| What is being asked |
Send back the entries below exactly as they appear.

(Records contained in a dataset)
— start —

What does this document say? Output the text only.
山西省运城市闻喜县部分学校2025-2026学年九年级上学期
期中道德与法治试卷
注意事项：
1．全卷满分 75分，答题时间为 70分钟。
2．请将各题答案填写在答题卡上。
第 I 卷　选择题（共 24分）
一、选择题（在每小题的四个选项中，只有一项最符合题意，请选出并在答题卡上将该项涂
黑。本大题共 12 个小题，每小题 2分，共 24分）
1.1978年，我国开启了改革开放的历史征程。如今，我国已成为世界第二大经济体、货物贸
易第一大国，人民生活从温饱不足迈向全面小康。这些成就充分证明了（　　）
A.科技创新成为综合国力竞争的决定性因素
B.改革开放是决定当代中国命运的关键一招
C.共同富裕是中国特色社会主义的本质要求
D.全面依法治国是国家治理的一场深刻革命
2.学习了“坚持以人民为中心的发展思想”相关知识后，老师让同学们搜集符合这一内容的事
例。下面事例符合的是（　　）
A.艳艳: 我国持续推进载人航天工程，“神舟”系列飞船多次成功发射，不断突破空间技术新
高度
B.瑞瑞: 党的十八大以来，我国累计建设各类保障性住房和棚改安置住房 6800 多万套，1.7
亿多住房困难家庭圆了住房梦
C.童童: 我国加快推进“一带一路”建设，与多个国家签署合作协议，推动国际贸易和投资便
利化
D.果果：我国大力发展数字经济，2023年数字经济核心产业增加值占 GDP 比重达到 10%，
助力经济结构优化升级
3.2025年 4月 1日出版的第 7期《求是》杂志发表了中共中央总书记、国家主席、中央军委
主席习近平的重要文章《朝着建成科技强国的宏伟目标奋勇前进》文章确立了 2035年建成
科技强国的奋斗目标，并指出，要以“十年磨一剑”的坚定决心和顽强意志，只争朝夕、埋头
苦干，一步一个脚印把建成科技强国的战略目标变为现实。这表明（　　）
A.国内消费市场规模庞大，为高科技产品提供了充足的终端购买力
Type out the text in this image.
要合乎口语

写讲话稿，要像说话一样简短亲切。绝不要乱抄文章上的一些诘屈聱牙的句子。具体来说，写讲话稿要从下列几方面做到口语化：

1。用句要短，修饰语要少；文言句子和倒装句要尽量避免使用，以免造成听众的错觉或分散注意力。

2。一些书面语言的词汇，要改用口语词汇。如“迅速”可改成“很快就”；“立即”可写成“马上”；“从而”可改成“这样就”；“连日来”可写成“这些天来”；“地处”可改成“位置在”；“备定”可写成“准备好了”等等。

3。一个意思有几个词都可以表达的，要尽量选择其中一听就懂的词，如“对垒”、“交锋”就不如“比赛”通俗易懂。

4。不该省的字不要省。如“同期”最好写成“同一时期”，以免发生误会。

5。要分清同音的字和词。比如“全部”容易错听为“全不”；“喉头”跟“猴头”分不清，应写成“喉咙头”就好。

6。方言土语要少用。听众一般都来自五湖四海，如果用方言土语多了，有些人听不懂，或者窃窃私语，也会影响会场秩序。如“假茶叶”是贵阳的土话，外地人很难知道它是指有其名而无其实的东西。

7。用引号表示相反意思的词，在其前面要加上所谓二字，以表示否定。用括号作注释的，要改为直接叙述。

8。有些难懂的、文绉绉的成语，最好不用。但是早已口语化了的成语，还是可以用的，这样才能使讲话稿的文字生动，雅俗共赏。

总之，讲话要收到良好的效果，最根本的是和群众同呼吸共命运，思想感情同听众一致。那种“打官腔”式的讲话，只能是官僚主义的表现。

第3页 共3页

— end —

| Solved problem |
What does this document say? Output the text only.
山西省运城市闻喜县部分学校2025-2026学年九年级上学期
期中道德与法治试卷
注意事项：
1．全卷满分 75分，答题时间为 70分钟。
2．请将各题答案填写在答题卡上。
第 I 卷　选择题（共 24分）
一、选择题（在每小题的四个选项中，只有一项最符合题意，请选出并在答题卡上将该项涂
黑。本大题共 12 个小题，每小题 2分，共 24分）
1.1978年，我国开启了改革开放的历史征程。如今，我国已成为世界第二大经济体、货物贸
易第一大国，人民生活从温饱不足迈向全面小康。这些成就充分证明了（　　）
A.科技创新成为综合国力竞争的决定性因素
B.改革开放是决定当代中国命运的关键一招
C.共同富裕是中国特色社会主义的本质要求
D.全面依法治国是国家治理的一场深刻革命
2.学习了“坚持以人民为中心的发展思想”相关知识后，老师让同学们搜集符合这一内容的事
例。下面事例符合的是（　　）
A.艳艳: 我国持续推进载人航天工程，“神舟”系列飞船多次成功发射，不断突破空间技术新
高度
B.瑞瑞: 党的十八大以来，我国累计建设各类保障性住房和棚改安置住房 6800 多万套，1.7
亿多住房困难家庭圆了住房梦
C.童童: 我国加快推进“一带一路”建设，与多个国家签署合作协议，推动国际贸易和投资便
利化
D.果果：我国大力发展数字经济，2023年数字经济核心产业增加值占 GDP 比重达到 10%，
助力经济结构优化升级
3.2025年 4月 1日出版的第 7期《求是》杂志发表了中共中央总书记、国家主席、中央军委
主席习近平的重要文章《朝着建成科技强国的宏伟目标奋勇前进》文章确立了 2035年建成
科技强国的奋斗目标，并指出，要以“十年磨一剑”的坚定决心和顽强意志，只争朝夕、埋头
苦干，一步一个脚印把建成科技强国的战略目标变为现实。这表明（　　）
A.国内消费市场规模庞大，为高科技产品提供了充足的终端购买力
Type out the text in this image.
要合乎口语

写讲话稿，要像说话一样简短亲切。绝不要乱抄文章上的一些诘屈聱牙的句子。具体来说，写讲话稿要从下列几方面做到口语化：

1。用句要短，修饰语要少；文言句子和倒装句要尽量避免使用，以免造成听众的错觉或分散注意力。

2。一些书面语言的词汇，要改用口语词汇。如“迅速”可改成“很快就”；“立即”可写成“马上”；“从而”可改成“这样就”；“连日来”可写成“这些天来”；“地处”可改成“位置在”；“备定”可写成“准备好了”等等。

3。一个意思有几个词都可以表达的，要尽量选择其中一听就懂的词，如“对垒”、“交锋”就不如“比赛”通俗易懂。

4。不该省的字不要省。如“同期”最好写成“同一时期”，以免发生误会。

5。要分清同音的字和词。比如“全部”容易错听为“全不”；“喉头”跟“猴头”分不清，应写成“喉咙头”就好。

6。方言土语要少用。听众一般都来自五湖四海，如果用方言土语多了，有些人听不懂，或者窃窃私语，也会影响会场秩序。如“假茶叶”是贵阳的土话，外地人很难知道它是指有其名而无其实的东西。

7。用引号表示相反意思的词，在其前面要加上所谓二字，以表示否定。用括号作注释的，要改为直接叙述。

8。有些难懂的、文绉绉的成语，最好不用。但是早已口语化了的成语，还是可以用的，这样才能使讲话稿的文字生动，雅俗共赏。

总之，讲话要收到良好的效果，最根本的是和群众同呼吸共命运，思想感情同听众一致。那种“打官腔”式的讲话，只能是官僚主义的表现。

第3页 共3页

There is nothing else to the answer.